## Start Input for this task

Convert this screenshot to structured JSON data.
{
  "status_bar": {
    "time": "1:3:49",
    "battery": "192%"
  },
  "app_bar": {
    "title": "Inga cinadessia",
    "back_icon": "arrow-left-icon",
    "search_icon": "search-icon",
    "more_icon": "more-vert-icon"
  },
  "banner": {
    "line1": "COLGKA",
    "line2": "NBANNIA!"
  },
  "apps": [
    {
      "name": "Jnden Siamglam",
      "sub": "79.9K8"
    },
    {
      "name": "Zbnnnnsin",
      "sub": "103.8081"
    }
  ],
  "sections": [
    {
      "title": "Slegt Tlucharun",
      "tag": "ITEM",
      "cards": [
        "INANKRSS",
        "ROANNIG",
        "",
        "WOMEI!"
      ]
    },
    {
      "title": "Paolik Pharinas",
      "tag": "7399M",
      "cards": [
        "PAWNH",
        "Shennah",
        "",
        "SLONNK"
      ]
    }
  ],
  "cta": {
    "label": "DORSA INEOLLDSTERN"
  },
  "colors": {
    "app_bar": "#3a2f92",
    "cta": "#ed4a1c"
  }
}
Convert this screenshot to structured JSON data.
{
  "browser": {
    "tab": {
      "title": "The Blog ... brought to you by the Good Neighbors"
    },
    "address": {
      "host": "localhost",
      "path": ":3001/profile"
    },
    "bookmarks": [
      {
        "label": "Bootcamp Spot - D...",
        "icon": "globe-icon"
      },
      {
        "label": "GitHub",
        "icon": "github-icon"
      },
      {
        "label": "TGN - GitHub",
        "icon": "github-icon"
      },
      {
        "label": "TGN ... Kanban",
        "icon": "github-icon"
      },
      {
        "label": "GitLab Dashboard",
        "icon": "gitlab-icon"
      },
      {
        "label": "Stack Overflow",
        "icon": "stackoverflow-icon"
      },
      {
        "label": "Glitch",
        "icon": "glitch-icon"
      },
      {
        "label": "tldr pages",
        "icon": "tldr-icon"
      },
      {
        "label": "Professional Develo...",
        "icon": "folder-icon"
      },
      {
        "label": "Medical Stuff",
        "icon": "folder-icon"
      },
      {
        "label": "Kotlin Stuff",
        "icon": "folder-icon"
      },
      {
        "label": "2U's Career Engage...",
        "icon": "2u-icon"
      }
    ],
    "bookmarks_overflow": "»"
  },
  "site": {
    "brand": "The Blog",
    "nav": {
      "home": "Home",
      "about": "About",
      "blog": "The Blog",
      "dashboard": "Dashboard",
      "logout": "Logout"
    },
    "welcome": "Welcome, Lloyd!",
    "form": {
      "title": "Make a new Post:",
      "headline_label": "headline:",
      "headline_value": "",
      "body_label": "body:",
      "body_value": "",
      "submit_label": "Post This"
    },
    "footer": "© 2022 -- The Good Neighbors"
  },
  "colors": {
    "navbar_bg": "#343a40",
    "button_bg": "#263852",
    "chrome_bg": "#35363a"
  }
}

## End Input for this task

> **Aim**: Your task is to retype all of the records exactly.

> **Reply**:
Convert this screenshot to structured JSON data.
{
  "status_bar": {
    "time": "1:3:49",
    "battery": "192%"
  },
  "app_bar": {
    "title": "Inga cinadessia",
    "back_icon": "arrow-left-icon",
    "search_icon": "search-icon",
    "more_icon": "more-vert-icon"
  },
  "banner": {
    "line1": "COLGKA",
    "line2": "NBANNIA!"
  },
  "apps": [
    {
      "name": "Jnden Siamglam",
      "sub": "79.9K8"
    },
    {
      "name": "Zbnnnnsin",
      "sub": "103.8081"
    }
  ],
  "sections": [
    {
      "title": "Slegt Tlucharun",
      "tag": "ITEM",
      "cards": [
        "INANKRSS",
        "ROANNIG",
        "",
        "WOMEI!"
      ]
    },
    {
      "title": "Paolik Pharinas",
      "tag": "7399M",
      "cards": [
        "PAWNH",
        "Shennah",
        "",
        "SLONNK"
      ]
    }
  ],
  "cta": {
    "label": "DORSA INEOLLDSTERN"
  },
  "colors": {
    "app_bar": "#3a2f92",
    "cta": "#ed4a1c"
  }
}
Convert this screenshot to structured JSON data.
{
  "browser": {
    "tab": {
      "title": "The Blog ... brought to you by the Good Neighbors"
    },
    "address": {
      "host": "localhost",
      "path": ":3001/profile"
    },
    "bookmarks": [
      {
        "label": "Bootcamp Spot - D...",
        "icon": "globe-icon"
      },
      {
        "label": "GitHub",
        "icon": "github-icon"
      },
      {
        "label": "TGN - GitHub",
        "icon": "github-icon"
      },
      {
        "label": "TGN ... Kanban",
        "icon": "github-icon"
      },
      {
        "label": "GitLab Dashboard",
        "icon": "gitlab-icon"
      },
      {
        "label": "Stack Overflow",
        "icon": "stackoverflow-icon"
      },
      {
        "label": "Glitch",
        "icon": "glitch-icon"
      },
      {
        "label": "tldr pages",
        "icon": "tldr-icon"
      },
      {
        "label": "Professional Develo...",
        "icon": "folder-icon"
      },
      {
        "label": "Medical Stuff",
        "icon": "folder-icon"
      },
      {
        "label": "Kotlin Stuff",
        "icon": "folder-icon"
      },
      {
        "label": "2U's Career Engage...",
        "icon": "2u-icon"
      }
    ],
    "bookmarks_overflow": "»"
  },
  "site": {
    "brand": "The Blog",
    "nav": {
      "home": "Home",
      "about": "About",
      "blog": "The Blog",
      "dashboard": "Dashboard",
      "logout": "Logout"
    },
    "welcome": "Welcome, Lloyd!",
    "form": {
      "title": "Make a new Post:",
      "headline_label": "headline:",
      "headline_value": "",
      "body_label": "body:",
      "body_value": "",
      "submit_label": "Post This"
    },
    "footer": "© 2022 -- The Good Neighbors"
  },
  "colors": {
    "navbar_bg": "#343a40",
    "button_bg": "#263852",
    "chrome_bg": "#35363a"
  }
}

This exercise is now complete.